Required work » Please give the entries again in full and exactly, without any picture.
________________________________________
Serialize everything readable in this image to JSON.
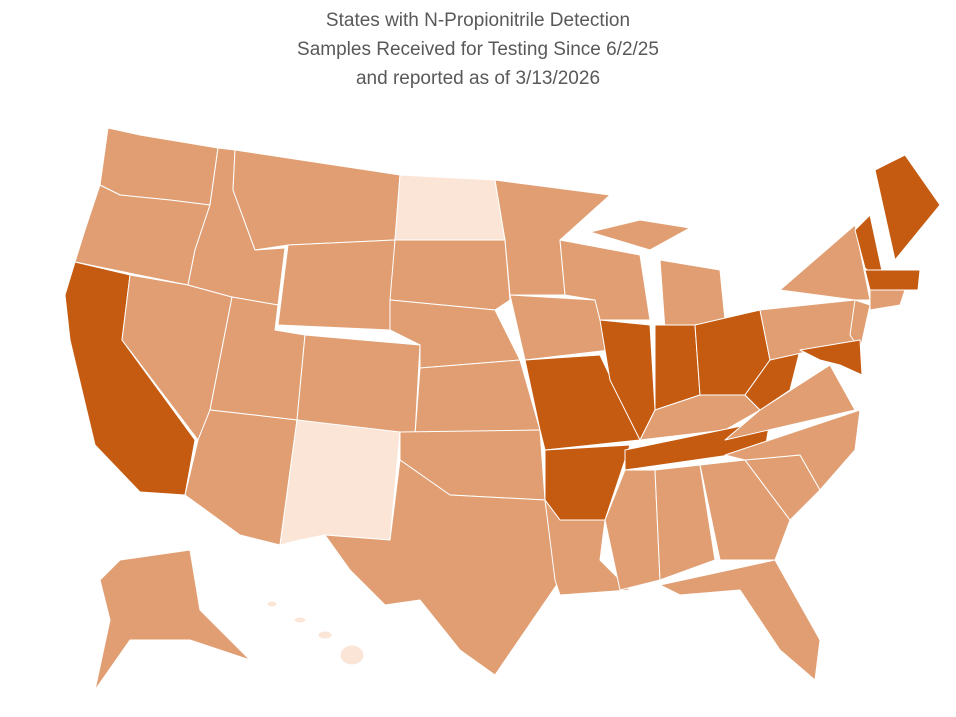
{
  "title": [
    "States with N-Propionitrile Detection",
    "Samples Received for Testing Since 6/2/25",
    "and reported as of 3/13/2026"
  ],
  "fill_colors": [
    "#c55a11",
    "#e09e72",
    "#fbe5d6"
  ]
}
________________________________________
The reply »
Serialize everything readable in this image to JSON.
{
  "title": [
    "States with N-Propionitrile Detection",
    "Samples Received for Testing Since 6/2/25",
    "and reported as of 3/13/2026"
  ],
  "fill_colors": [
    "#c55a11",
    "#e09e72",
    "#fbe5d6"
  ]
}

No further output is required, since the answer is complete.